__AIM__. Each entry below is to be duplicated verbatim.

__MATERIAL FOR THE TASK__.
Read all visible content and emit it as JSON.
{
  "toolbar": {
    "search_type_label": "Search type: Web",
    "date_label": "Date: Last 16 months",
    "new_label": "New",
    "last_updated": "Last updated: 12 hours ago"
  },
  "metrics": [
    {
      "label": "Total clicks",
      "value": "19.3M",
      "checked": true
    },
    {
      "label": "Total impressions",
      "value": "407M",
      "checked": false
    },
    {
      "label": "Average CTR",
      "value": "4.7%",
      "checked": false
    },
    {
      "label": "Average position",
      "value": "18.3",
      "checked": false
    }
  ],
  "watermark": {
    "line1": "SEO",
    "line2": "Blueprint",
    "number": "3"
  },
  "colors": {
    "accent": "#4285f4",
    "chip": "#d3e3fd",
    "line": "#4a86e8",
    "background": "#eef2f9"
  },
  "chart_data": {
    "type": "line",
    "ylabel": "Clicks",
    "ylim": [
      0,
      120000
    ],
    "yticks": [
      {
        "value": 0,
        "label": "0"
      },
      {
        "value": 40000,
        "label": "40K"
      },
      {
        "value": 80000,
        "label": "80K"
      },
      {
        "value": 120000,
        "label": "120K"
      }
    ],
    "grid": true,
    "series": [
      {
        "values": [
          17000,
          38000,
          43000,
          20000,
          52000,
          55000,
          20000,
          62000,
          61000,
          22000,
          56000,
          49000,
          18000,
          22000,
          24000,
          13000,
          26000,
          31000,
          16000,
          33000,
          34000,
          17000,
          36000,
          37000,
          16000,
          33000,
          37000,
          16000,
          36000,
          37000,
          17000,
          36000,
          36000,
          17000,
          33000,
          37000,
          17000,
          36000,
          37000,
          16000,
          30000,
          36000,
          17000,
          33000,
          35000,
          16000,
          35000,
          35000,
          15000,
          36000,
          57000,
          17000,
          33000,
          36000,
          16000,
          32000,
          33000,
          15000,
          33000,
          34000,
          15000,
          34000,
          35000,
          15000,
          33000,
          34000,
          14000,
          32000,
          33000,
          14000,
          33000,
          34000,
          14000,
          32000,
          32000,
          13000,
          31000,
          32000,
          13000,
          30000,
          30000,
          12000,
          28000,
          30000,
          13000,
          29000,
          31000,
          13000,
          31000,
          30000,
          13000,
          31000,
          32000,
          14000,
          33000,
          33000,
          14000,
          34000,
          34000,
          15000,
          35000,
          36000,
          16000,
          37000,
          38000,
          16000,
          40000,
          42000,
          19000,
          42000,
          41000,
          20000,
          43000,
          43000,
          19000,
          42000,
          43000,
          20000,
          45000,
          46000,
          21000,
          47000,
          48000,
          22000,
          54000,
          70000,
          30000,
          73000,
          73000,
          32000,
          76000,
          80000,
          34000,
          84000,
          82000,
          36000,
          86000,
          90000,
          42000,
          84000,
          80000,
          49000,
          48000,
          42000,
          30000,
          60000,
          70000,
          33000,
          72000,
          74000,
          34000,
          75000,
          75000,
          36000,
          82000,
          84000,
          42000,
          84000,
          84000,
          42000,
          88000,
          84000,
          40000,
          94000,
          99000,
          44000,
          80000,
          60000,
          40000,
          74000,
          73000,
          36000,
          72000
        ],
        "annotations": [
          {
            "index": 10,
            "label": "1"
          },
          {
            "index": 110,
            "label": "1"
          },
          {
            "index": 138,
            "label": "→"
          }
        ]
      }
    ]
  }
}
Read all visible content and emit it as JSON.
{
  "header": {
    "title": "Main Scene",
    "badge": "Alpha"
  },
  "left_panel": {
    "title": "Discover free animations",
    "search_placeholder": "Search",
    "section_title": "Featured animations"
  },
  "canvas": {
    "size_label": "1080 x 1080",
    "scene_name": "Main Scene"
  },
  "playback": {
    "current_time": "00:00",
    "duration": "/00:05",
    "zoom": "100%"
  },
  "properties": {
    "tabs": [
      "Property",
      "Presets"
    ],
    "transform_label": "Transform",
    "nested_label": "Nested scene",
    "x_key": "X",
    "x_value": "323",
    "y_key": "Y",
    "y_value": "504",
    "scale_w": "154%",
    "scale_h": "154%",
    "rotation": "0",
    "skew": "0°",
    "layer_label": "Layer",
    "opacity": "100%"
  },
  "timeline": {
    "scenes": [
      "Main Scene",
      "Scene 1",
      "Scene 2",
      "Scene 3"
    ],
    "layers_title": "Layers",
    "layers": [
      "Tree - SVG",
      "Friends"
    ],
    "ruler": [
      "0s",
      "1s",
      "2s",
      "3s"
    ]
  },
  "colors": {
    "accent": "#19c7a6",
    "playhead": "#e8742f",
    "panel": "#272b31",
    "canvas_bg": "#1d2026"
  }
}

__TASK ANSWER__.
Read all visible content and emit it as JSON.
{
  "toolbar": {
    "search_type_label": "Search type: Web",
    "date_label": "Date: Last 16 months",
    "new_label": "New",
    "last_updated": "Last updated: 12 hours ago"
  },
  "metrics": [
    {
      "label": "Total clicks",
      "value": "19.3M",
      "checked": true
    },
    {
      "label": "Total impressions",
      "value": "407M",
      "checked": false
    },
    {
      "label": "Average CTR",
      "value": "4.7%",
      "checked": false
    },
    {
      "label": "Average position",
      "value": "18.3",
      "checked": false
    }
  ],
  "watermark": {
    "line1": "SEO",
    "line2": "Blueprint",
    "number": "3"
  },
  "colors": {
    "accent": "#4285f4",
    "chip": "#d3e3fd",
    "line": "#4a86e8",
    "background": "#eef2f9"
  },
  "chart_data": {
    "type": "line",
    "ylabel": "Clicks",
    "ylim": [
      0,
      120000
    ],
    "yticks": [
      {
        "value": 0,
        "label": "0"
      },
      {
        "value": 40000,
        "label": "40K"
      },
      {
        "value": 80000,
        "label": "80K"
      },
      {
        "value": 120000,
        "label": "120K"
      }
    ],
    "grid": true,
    "series": [
      {
        "values": [
          17000,
          38000,
          43000,
          20000,
          52000,
          55000,
          20000,
          62000,
          61000,
          22000,
          56000,
          49000,
          18000,
          22000,
          24000,
          13000,
          26000,
          31000,
          16000,
          33000,
          34000,
          17000,
          36000,
          37000,
          16000,
          33000,
          37000,
          16000,
          36000,
          37000,
          17000,
          36000,
          36000,
          17000,
          33000,
          37000,
          17000,
          36000,
          37000,
          16000,
          30000,
          36000,
          17000,
          33000,
          35000,
          16000,
          35000,
          35000,
          15000,
          36000,
          57000,
          17000,
          33000,
          36000,
          16000,
          32000,
          33000,
          15000,
          33000,
          34000,
          15000,
          34000,
          35000,
          15000,
          33000,
          34000,
          14000,
          32000,
          33000,
          14000,
          33000,
          34000,
          14000,
          32000,
          32000,
          13000,
          31000,
          32000,
          13000,
          30000,
          30000,
          12000,
          28000,
          30000,
          13000,
          29000,
          31000,
          13000,
          31000,
          30000,
          13000,
          31000,
          32000,
          14000,
          33000,
          33000,
          14000,
          34000,
          34000,
          15000,
          35000,
          36000,
          16000,
          37000,
          38000,
          16000,
          40000,
          42000,
          19000,
          42000,
          41000,
          20000,
          43000,
          43000,
          19000,
          42000,
          43000,
          20000,
          45000,
          46000,
          21000,
          47000,
          48000,
          22000,
          54000,
          70000,
          30000,
          73000,
          73000,
          32000,
          76000,
          80000,
          34000,
          84000,
          82000,
          36000,
          86000,
          90000,
          42000,
          84000,
          80000,
          49000,
          48000,
          42000,
          30000,
          60000,
          70000,
          33000,
          72000,
          74000,
          34000,
          75000,
          75000,
          36000,
          82000,
          84000,
          42000,
          84000,
          84000,
          42000,
          88000,
          84000,
          40000,
          94000,
          99000,
          44000,
          80000,
          60000,
          40000,
          74000,
          73000,
          36000,
          72000
        ],
        "annotations": [
          {
            "index": 10,
            "label": "1"
          },
          {
            "index": 110,
            "label": "1"
          },
          {
            "index": 138,
            "label": "→"
          }
        ]
      }
    ]
  }
}
Read all visible content and emit it as JSON.
{
  "header": {
    "title": "Main Scene",
    "badge": "Alpha"
  },
  "left_panel": {
    "title": "Discover free animations",
    "search_placeholder": "Search",
    "section_title": "Featured animations"
  },
  "canvas": {
    "size_label": "1080 x 1080",
    "scene_name": "Main Scene"
  },
  "playback": {
    "current_time": "00:00",
    "duration": "/00:05",
    "zoom": "100%"
  },
  "properties": {
    "tabs": [
      "Property",
      "Presets"
    ],
    "transform_label": "Transform",
    "nested_label": "Nested scene",
    "x_key": "X",
    "x_value": "323",
    "y_key": "Y",
    "y_value": "504",
    "scale_w": "154%",
    "scale_h": "154%",
    "rotation": "0",
    "skew": "0°",
    "layer_label": "Layer",
    "opacity": "100%"
  },
  "timeline": {
    "scenes": [
      "Main Scene",
      "Scene 1",
      "Scene 2",
      "Scene 3"
    ],
    "layers_title": "Layers",
    "layers": [
      "Tree - SVG",
      "Friends"
    ],
    "ruler": [
      "0s",
      "1s",
      "2s",
      "3s"
    ]
  },
  "colors": {
    "accent": "#19c7a6",
    "playhead": "#e8742f",
    "panel": "#272b31",
    "canvas_bg": "#1d2026"
  }
}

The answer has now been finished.